===== EXERCISE INPUT =====
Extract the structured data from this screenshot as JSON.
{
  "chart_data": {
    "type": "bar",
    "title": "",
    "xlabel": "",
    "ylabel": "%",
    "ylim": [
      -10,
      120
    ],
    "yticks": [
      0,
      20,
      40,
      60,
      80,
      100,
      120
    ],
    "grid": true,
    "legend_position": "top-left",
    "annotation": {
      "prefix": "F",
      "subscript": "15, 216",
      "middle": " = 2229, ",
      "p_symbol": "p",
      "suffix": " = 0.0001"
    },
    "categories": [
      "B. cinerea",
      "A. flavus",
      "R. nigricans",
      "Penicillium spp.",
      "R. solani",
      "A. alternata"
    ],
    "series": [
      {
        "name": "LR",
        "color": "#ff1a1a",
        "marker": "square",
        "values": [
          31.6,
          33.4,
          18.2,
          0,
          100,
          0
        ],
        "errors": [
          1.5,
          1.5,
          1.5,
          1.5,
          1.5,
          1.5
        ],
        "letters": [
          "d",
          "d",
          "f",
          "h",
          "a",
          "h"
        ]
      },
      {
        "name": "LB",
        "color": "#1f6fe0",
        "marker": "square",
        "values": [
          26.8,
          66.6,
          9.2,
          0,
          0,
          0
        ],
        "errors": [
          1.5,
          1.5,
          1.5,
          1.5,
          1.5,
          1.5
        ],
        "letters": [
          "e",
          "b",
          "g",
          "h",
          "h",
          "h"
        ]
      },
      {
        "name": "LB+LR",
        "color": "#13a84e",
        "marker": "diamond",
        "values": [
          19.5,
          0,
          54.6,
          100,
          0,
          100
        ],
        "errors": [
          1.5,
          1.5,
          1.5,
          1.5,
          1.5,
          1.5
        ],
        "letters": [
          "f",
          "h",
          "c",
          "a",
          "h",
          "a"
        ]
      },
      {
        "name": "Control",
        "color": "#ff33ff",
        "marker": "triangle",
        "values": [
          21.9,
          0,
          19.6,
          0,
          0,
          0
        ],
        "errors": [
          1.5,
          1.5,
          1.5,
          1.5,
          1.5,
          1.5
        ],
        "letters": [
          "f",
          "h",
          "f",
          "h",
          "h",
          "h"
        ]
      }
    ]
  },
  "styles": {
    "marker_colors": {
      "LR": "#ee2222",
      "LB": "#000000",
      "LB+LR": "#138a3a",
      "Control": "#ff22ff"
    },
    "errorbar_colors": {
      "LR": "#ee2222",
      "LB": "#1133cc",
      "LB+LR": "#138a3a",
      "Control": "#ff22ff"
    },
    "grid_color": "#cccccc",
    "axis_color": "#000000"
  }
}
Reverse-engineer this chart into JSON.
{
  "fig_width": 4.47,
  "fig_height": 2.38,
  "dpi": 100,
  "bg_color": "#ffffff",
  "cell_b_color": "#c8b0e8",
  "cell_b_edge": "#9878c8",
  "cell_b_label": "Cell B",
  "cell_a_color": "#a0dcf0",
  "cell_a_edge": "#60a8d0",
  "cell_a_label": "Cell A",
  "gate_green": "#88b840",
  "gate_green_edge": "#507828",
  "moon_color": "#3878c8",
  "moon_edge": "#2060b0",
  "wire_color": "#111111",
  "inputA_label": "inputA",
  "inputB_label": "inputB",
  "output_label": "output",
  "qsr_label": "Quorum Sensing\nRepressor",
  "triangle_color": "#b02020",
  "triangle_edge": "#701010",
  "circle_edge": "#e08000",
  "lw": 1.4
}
=====
TASK REQUIREMENTS:
Transcribe the whole listing with nothing added or left out.

SOLUTION FOR THIS TASK:
Extract the structured data from this screenshot as JSON.
{
  "chart_data": {
    "type": "bar",
    "title": "",
    "xlabel": "",
    "ylabel": "%",
    "ylim": [
      -10,
      120
    ],
    "yticks": [
      0,
      20,
      40,
      60,
      80,
      100,
      120
    ],
    "grid": true,
    "legend_position": "top-left",
    "annotation": {
      "prefix": "F",
      "subscript": "15, 216",
      "middle": " = 2229, ",
      "p_symbol": "p",
      "suffix": " = 0.0001"
    },
    "categories": [
      "B. cinerea",
      "A. flavus",
      "R. nigricans",
      "Penicillium spp.",
      "R. solani",
      "A. alternata"
    ],
    "series": [
      {
        "name": "LR",
        "color": "#ff1a1a",
        "marker": "square",
        "values": [
          31.6,
          33.4,
          18.2,
          0,
          100,
          0
        ],
        "errors": [
          1.5,
          1.5,
          1.5,
          1.5,
          1.5,
          1.5
        ],
        "letters": [
          "d",
          "d",
          "f",
          "h",
          "a",
          "h"
        ]
      },
      {
        "name": "LB",
        "color": "#1f6fe0",
        "marker": "square",
        "values": [
          26.8,
          66.6,
          9.2,
          0,
          0,
          0
        ],
        "errors": [
          1.5,
          1.5,
          1.5,
          1.5,
          1.5,
          1.5
        ],
        "letters": [
          "e",
          "b",
          "g",
          "h",
          "h",
          "h"
        ]
      },
      {
        "name": "LB+LR",
        "color": "#13a84e",
        "marker": "diamond",
        "values": [
          19.5,
          0,
          54.6,
          100,
          0,
          100
        ],
        "errors": [
          1.5,
          1.5,
          1.5,
          1.5,
          1.5,
          1.5
        ],
        "letters": [
          "f",
          "h",
          "c",
          "a",
          "h",
          "a"
        ]
      },
      {
        "name": "Control",
        "color": "#ff33ff",
        "marker": "triangle",
        "values": [
          21.9,
          0,
          19.6,
          0,
          0,
          0
        ],
        "errors": [
          1.5,
          1.5,
          1.5,
          1.5,
          1.5,
          1.5
        ],
        "letters": [
          "f",
          "h",
          "f",
          "h",
          "h",
          "h"
        ]
      }
    ]
  },
  "styles": {
    "marker_colors": {
      "LR": "#ee2222",
      "LB": "#000000",
      "LB+LR": "#138a3a",
      "Control": "#ff22ff"
    },
    "errorbar_colors": {
      "LR": "#ee2222",
      "LB": "#1133cc",
      "LB+LR": "#138a3a",
      "Control": "#ff22ff"
    },
    "grid_color": "#cccccc",
    "axis_color": "#000000"
  }
}
Reverse-engineer this chart into JSON.
{
  "fig_width": 4.47,
  "fig_height": 2.38,
  "dpi": 100,
  "bg_color": "#ffffff",
  "cell_b_color": "#c8b0e8",
  "cell_b_edge": "#9878c8",
  "cell_b_label": "Cell B",
  "cell_a_color": "#a0dcf0",
  "cell_a_edge": "#60a8d0",
  "cell_a_label": "Cell A",
  "gate_green": "#88b840",
  "gate_green_edge": "#507828",
  "moon_color": "#3878c8",
  "moon_edge": "#2060b0",
  "wire_color": "#111111",
  "inputA_label": "inputA",
  "inputB_label": "inputB",
  "output_label": "output",
  "qsr_label": "Quorum Sensing\nRepressor",
  "triangle_color": "#b02020",
  "triangle_edge": "#701010",
  "circle_edge": "#e08000",
  "lw": 1.4
}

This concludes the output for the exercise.